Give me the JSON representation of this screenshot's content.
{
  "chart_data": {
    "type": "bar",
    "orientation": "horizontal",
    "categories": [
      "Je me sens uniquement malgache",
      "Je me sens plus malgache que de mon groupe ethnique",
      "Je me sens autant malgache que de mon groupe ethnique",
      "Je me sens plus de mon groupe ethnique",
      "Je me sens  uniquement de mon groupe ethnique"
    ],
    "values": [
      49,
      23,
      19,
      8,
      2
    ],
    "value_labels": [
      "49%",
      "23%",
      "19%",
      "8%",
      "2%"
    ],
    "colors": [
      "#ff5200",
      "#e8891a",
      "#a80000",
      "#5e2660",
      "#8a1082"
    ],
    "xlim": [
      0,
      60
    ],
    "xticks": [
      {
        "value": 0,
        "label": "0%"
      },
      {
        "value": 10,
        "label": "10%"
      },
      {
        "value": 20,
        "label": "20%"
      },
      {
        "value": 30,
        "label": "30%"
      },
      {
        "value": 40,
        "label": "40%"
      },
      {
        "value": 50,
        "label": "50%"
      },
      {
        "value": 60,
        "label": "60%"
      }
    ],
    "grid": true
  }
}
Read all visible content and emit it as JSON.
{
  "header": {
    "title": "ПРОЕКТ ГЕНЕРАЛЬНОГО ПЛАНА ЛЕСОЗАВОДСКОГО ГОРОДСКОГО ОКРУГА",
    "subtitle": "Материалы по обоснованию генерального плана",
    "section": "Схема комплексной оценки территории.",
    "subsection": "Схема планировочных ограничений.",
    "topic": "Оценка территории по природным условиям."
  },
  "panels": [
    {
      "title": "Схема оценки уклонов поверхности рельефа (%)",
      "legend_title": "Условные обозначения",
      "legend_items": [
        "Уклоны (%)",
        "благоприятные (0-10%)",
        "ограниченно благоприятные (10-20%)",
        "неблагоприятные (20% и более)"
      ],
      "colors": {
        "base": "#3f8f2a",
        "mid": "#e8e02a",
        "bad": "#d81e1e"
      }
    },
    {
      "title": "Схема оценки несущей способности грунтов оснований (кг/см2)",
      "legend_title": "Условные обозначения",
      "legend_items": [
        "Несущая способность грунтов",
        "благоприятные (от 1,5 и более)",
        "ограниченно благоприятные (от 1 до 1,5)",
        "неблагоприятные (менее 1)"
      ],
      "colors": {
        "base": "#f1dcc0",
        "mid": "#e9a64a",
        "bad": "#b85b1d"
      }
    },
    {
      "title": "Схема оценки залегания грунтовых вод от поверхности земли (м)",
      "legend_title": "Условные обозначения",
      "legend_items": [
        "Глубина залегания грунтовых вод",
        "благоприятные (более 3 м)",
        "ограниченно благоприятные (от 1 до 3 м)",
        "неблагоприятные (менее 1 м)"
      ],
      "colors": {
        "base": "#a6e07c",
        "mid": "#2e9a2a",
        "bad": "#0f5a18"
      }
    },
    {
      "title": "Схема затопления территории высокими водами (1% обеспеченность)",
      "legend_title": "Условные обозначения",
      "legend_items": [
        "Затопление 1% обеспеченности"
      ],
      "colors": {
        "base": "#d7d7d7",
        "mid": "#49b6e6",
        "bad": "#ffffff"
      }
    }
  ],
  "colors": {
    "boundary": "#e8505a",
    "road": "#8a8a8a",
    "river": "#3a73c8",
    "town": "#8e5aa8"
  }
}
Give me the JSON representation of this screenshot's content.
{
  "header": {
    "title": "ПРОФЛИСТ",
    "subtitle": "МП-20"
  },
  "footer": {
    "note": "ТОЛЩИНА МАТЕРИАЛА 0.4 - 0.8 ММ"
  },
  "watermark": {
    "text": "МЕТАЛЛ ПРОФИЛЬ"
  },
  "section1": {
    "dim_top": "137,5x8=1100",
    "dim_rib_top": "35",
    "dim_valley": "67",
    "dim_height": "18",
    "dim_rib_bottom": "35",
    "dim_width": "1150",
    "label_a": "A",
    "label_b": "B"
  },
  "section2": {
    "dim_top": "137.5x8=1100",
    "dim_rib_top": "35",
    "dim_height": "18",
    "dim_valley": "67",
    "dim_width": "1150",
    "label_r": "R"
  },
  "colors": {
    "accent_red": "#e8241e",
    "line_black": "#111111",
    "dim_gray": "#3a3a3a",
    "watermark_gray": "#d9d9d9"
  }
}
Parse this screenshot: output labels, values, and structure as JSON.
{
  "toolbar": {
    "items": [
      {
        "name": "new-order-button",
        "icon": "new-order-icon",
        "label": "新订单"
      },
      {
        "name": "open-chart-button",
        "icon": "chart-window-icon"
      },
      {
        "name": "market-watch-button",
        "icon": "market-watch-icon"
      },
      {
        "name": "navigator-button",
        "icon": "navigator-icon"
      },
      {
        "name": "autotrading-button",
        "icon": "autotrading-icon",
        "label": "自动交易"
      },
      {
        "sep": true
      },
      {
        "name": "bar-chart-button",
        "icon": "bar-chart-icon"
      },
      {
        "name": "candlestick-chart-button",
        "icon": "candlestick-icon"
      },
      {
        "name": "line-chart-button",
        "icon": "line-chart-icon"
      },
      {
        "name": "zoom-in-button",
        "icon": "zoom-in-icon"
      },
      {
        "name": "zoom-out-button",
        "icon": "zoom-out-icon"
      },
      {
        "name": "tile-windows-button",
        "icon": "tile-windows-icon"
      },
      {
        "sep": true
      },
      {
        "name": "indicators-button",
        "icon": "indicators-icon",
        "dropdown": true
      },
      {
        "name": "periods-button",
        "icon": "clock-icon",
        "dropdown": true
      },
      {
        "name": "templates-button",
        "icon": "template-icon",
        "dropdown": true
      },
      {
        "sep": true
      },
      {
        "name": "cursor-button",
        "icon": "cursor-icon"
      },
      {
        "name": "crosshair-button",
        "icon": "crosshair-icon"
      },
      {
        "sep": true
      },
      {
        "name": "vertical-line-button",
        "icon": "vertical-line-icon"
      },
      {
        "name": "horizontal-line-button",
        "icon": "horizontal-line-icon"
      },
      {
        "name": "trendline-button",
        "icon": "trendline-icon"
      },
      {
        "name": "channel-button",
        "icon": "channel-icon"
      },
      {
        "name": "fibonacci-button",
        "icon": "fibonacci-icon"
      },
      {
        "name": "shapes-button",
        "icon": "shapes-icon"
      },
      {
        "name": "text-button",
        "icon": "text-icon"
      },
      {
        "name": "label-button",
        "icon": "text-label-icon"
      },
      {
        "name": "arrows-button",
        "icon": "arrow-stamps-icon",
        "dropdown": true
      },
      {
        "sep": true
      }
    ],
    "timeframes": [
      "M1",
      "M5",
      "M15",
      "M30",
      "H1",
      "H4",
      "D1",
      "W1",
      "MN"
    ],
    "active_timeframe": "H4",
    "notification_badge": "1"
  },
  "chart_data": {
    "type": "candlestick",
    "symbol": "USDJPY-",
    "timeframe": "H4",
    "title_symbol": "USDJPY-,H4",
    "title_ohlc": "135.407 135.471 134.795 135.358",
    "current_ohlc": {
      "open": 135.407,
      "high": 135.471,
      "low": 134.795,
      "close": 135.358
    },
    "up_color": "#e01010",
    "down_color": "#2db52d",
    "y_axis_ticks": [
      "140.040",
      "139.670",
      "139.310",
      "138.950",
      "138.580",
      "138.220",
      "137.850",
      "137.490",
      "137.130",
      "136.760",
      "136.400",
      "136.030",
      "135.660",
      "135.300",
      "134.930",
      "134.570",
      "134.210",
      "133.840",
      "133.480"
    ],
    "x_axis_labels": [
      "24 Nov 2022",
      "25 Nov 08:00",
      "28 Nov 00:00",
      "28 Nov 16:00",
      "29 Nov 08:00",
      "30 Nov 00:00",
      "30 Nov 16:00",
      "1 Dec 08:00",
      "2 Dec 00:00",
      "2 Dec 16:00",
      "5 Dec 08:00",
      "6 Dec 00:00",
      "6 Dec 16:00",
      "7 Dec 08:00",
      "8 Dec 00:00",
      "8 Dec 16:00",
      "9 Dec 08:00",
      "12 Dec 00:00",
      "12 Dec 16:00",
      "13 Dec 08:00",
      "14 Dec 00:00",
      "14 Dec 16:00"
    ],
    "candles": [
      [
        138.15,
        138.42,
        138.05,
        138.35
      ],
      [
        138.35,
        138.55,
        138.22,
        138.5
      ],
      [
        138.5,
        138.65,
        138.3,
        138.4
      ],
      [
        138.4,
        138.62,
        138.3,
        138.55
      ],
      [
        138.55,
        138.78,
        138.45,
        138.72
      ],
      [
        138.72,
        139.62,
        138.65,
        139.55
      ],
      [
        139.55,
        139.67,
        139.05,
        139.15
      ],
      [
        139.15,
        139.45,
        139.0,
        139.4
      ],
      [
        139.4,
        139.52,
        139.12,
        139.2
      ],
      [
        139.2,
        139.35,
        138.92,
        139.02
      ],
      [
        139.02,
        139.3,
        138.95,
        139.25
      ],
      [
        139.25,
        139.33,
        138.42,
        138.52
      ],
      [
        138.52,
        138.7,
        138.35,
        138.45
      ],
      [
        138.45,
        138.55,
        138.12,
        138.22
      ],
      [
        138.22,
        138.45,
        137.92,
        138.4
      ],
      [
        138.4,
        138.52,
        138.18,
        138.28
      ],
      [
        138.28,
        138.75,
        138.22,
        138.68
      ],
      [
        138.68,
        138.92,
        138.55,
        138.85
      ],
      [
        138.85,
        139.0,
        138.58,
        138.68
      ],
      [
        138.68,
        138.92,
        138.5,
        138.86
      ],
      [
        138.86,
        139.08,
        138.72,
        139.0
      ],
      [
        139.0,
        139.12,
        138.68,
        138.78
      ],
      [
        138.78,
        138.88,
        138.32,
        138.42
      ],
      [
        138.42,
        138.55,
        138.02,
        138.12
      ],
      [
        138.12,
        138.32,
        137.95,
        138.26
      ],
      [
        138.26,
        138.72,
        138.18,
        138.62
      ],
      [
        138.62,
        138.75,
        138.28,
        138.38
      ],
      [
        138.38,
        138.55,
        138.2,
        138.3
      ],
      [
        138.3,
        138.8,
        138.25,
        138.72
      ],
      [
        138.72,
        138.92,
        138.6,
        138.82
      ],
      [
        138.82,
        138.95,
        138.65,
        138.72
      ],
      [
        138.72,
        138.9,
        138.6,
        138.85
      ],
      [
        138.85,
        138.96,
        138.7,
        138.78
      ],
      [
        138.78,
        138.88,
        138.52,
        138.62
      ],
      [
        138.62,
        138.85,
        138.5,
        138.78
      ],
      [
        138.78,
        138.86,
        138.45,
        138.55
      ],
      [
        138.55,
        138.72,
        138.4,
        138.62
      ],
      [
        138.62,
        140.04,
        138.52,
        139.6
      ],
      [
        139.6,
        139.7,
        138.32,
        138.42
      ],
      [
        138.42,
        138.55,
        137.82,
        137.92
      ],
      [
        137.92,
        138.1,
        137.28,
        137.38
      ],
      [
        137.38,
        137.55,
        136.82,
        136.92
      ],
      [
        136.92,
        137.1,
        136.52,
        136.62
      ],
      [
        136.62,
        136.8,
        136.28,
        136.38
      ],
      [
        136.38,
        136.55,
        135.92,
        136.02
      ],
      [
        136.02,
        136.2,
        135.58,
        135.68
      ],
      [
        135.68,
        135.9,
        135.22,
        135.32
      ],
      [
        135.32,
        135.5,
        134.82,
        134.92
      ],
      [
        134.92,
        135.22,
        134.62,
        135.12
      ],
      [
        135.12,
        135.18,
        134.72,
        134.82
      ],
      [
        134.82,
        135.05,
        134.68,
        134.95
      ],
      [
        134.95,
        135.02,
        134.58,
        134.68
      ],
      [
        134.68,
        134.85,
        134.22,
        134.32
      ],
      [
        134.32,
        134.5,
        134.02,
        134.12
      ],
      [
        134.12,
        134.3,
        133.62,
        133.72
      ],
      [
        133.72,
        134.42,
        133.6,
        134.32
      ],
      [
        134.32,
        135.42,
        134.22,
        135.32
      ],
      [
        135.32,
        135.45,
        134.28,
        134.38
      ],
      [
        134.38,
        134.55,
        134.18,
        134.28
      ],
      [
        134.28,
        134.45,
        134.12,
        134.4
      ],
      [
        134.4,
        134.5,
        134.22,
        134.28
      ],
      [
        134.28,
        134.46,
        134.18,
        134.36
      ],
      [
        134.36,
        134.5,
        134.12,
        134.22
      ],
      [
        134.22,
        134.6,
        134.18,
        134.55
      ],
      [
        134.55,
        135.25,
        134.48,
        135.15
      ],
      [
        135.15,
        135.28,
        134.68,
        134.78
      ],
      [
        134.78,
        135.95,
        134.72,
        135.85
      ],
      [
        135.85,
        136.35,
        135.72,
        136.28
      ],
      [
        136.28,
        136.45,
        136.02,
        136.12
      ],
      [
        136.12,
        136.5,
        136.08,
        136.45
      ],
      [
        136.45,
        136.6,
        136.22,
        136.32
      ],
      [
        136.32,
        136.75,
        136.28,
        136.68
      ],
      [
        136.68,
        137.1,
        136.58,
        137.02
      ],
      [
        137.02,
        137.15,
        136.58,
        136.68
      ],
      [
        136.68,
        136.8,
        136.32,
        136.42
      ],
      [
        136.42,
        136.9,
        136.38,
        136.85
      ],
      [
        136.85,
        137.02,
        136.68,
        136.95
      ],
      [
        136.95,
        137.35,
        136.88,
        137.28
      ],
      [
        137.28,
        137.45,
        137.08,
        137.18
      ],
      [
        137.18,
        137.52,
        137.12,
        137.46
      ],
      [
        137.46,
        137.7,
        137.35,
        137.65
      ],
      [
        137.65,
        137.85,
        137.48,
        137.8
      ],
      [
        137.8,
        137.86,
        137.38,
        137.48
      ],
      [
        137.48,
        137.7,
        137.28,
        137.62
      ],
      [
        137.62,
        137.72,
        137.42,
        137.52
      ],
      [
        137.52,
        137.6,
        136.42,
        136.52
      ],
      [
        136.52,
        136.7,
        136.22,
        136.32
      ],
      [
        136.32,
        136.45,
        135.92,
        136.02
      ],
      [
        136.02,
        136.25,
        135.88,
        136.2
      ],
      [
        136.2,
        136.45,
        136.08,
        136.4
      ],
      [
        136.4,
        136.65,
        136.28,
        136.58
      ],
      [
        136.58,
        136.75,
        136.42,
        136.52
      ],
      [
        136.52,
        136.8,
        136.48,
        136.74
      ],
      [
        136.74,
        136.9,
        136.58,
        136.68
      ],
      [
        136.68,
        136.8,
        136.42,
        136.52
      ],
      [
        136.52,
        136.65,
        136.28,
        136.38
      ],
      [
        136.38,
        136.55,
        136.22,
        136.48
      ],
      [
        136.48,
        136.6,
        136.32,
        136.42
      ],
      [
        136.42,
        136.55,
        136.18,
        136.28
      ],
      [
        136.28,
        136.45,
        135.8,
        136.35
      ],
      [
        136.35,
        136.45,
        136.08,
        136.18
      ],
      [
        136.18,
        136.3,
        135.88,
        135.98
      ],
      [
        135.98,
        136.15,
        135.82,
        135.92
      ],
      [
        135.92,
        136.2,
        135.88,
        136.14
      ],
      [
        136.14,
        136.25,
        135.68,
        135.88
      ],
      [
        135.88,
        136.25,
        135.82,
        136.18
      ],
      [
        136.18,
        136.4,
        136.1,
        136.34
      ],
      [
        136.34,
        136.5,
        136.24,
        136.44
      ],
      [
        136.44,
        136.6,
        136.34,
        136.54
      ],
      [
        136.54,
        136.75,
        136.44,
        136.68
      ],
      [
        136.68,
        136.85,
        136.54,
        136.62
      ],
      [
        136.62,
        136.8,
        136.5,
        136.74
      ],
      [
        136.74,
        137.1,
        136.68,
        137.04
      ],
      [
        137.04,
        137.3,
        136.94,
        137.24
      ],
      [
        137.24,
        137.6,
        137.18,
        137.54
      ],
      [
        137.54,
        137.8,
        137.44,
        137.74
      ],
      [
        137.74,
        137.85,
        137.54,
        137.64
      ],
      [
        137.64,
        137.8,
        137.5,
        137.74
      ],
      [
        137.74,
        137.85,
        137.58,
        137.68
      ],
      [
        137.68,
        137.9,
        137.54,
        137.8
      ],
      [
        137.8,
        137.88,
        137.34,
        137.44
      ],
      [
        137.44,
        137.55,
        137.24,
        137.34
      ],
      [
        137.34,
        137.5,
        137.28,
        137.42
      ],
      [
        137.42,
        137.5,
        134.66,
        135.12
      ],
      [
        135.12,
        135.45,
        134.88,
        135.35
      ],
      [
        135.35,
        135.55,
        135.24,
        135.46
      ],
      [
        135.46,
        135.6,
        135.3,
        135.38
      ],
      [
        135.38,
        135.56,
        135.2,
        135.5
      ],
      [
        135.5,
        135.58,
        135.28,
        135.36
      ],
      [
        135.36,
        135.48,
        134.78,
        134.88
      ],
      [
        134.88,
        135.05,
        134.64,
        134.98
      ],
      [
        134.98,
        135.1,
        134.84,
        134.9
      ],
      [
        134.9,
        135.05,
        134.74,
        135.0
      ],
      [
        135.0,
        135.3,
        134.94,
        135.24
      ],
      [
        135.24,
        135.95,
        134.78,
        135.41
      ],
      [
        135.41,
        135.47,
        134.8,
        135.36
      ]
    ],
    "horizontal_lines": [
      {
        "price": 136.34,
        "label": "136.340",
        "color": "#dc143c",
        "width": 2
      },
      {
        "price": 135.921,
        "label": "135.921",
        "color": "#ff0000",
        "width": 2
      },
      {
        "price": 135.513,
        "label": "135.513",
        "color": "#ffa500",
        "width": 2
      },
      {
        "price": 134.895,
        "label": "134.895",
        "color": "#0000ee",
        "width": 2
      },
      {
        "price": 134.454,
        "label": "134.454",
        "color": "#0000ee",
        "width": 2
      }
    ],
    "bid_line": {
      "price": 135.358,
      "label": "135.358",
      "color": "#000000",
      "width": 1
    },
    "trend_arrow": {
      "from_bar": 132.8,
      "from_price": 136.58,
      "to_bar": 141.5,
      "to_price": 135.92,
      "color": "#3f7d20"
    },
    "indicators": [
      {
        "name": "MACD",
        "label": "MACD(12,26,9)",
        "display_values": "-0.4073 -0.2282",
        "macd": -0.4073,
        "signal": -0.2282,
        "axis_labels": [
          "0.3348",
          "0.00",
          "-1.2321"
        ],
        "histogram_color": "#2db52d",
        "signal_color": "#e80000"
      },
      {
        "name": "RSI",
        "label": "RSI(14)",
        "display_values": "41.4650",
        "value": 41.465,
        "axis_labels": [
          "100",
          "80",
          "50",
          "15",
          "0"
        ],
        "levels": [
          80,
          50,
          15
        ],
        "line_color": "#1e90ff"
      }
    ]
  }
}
_ _ _ _ _ _ _
> [Short problem]: Copy each line of the listing that contains the string "поверхности".

> [Task result]:
      "title": "Схема оценки уклонов поверхности рельефа (%)",
      "title": "Схема оценки залегания грунтовых вод от поверхности земли (м)",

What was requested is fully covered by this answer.